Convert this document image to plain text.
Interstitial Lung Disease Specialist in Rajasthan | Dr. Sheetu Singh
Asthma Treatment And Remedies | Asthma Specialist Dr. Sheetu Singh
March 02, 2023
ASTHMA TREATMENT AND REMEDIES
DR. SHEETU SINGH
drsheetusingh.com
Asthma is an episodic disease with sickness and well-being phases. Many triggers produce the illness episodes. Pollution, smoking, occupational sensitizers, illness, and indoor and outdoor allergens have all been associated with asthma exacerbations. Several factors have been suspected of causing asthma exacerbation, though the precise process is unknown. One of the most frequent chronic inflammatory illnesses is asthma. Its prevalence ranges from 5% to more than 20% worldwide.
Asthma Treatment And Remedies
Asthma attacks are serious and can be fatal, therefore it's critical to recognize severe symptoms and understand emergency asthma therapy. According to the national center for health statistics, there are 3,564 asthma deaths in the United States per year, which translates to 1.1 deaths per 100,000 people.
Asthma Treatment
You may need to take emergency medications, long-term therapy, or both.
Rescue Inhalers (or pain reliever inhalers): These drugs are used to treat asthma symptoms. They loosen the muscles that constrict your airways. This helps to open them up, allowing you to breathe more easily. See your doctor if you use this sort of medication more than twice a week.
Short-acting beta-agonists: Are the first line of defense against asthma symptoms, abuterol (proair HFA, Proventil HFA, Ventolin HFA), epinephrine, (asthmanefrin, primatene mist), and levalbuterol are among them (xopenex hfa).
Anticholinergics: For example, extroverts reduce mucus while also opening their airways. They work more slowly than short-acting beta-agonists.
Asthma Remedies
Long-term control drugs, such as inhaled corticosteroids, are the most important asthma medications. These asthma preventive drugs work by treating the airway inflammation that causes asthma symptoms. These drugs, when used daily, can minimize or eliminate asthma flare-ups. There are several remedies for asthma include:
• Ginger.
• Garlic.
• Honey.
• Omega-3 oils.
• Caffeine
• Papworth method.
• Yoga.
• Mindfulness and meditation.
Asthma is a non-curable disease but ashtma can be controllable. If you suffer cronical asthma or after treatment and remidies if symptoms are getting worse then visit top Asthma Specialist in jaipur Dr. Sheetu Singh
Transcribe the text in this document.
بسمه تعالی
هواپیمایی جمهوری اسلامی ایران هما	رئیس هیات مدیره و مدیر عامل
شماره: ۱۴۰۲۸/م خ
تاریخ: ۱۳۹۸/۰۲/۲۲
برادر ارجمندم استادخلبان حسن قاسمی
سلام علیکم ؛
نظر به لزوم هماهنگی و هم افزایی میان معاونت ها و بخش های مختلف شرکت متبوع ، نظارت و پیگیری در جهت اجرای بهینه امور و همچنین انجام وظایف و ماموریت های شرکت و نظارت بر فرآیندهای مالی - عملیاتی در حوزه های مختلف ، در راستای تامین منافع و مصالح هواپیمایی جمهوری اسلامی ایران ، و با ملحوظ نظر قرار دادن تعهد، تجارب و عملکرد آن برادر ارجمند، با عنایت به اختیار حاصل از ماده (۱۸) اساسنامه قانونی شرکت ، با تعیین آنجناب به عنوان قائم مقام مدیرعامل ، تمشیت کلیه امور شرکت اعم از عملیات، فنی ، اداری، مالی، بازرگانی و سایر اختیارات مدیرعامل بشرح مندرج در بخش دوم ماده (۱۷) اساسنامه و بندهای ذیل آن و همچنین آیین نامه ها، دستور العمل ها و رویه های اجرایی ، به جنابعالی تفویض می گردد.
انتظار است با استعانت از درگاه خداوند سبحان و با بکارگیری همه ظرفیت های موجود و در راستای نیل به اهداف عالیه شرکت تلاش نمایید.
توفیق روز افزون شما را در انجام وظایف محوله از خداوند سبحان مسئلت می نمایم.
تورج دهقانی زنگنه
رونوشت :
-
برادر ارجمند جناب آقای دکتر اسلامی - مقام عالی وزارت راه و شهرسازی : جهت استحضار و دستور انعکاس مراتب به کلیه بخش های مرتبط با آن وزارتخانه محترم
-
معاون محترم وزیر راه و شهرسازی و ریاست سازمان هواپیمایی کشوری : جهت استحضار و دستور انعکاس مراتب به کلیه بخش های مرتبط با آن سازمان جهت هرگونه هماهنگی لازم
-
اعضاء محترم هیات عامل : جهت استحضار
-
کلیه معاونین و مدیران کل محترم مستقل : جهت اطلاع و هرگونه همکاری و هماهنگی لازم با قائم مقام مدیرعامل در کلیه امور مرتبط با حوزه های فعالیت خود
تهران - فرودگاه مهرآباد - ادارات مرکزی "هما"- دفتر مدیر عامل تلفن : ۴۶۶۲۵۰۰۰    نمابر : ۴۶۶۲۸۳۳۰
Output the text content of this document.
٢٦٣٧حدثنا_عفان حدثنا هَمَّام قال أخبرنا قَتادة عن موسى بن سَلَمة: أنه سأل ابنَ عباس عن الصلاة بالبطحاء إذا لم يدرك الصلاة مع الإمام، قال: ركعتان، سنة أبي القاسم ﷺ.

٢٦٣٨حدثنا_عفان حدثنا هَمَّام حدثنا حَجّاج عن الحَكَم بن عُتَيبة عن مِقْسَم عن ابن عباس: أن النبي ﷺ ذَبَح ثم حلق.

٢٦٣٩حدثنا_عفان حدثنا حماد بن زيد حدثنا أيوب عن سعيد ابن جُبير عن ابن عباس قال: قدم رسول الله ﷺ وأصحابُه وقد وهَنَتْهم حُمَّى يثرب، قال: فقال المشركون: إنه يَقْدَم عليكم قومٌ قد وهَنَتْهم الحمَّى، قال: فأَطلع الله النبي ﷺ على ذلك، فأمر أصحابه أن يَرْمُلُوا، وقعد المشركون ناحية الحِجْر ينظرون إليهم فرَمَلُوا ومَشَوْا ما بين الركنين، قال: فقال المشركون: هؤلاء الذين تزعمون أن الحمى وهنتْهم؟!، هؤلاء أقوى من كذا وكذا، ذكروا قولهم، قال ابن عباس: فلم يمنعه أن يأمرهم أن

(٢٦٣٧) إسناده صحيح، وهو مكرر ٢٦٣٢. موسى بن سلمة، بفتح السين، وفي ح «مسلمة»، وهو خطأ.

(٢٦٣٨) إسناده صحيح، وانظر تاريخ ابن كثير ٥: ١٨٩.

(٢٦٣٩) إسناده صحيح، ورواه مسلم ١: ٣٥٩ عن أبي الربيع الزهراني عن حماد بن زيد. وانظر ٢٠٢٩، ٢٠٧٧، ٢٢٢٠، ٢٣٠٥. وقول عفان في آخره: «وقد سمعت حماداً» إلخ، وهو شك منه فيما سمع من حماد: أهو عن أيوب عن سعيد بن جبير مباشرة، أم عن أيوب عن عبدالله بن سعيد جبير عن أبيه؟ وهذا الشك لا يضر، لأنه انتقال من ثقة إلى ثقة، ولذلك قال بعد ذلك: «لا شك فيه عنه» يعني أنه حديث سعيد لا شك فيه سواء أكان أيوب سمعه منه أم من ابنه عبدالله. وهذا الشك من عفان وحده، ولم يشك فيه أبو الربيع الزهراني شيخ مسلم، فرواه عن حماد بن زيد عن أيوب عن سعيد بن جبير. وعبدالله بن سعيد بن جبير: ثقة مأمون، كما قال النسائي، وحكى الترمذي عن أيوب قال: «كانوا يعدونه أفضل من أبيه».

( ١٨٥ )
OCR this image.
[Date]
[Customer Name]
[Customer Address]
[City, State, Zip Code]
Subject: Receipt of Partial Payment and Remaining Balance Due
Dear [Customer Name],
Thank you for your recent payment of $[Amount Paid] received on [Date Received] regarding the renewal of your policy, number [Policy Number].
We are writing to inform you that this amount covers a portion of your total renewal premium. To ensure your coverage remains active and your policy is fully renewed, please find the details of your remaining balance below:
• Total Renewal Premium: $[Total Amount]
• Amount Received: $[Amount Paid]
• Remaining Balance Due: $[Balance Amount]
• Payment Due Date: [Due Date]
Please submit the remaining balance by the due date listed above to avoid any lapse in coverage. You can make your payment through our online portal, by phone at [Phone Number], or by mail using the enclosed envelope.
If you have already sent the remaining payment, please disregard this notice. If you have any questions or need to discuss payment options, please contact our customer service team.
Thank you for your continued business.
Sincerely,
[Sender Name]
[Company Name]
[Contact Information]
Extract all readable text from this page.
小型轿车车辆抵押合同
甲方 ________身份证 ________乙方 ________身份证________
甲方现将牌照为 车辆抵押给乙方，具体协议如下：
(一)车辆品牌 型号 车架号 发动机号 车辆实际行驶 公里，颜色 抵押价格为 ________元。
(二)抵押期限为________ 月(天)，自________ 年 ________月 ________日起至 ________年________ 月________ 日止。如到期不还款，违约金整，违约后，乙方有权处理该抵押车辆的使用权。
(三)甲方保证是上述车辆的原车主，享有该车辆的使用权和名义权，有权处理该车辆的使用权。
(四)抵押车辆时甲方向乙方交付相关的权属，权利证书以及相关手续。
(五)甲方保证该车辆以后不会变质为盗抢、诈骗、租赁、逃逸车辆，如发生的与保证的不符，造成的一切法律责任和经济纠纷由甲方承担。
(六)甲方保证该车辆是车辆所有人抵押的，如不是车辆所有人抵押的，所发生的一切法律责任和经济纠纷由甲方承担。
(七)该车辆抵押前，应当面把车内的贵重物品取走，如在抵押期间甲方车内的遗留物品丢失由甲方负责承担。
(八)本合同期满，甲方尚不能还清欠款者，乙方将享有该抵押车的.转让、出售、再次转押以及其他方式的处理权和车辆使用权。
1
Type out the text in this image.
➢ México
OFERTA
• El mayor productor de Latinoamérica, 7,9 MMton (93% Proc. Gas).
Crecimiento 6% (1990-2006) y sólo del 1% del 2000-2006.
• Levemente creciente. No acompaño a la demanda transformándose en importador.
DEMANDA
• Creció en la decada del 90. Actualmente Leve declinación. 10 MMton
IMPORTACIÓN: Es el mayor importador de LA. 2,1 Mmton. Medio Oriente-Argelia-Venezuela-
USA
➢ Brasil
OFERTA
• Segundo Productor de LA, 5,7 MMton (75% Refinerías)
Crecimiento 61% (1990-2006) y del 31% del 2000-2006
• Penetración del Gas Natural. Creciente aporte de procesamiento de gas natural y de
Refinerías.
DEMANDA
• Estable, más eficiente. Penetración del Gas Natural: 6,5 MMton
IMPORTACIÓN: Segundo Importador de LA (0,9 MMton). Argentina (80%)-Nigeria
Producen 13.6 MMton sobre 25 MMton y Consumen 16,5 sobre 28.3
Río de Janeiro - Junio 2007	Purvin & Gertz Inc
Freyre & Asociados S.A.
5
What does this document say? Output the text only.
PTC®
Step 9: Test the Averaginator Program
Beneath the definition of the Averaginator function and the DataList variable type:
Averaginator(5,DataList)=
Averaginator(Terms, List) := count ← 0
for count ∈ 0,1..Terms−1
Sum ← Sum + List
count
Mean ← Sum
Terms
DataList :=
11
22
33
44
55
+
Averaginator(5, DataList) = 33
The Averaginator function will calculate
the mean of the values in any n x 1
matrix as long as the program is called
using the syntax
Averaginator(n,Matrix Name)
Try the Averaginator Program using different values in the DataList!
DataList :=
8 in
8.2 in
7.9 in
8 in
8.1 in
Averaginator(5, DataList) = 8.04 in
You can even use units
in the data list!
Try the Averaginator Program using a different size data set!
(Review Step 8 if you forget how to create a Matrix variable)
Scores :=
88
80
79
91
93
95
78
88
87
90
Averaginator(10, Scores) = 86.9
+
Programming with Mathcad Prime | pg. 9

INSTRUCTIONS TO FOLLOW
Copy every line of the listing that includes the string "شهرسازی".

OUTPUT OF THE TASK
برادر ارجمند جناب آقای دکتر اسلامی - مقام عالی وزارت راه و شهرسازی : جهت استحضار و دستور انعکاس مراتب به کلیه بخش های مرتبط با آن وزارتخانه محترم
معاون محترم وزیر راه و شهرسازی و ریاست سازمان هواپیمایی کشوری : جهت استحضار و دستور انعکاس مراتب به کلیه بخش های مرتبط با آن سازمان جهت هرگونه هماهنگی لازم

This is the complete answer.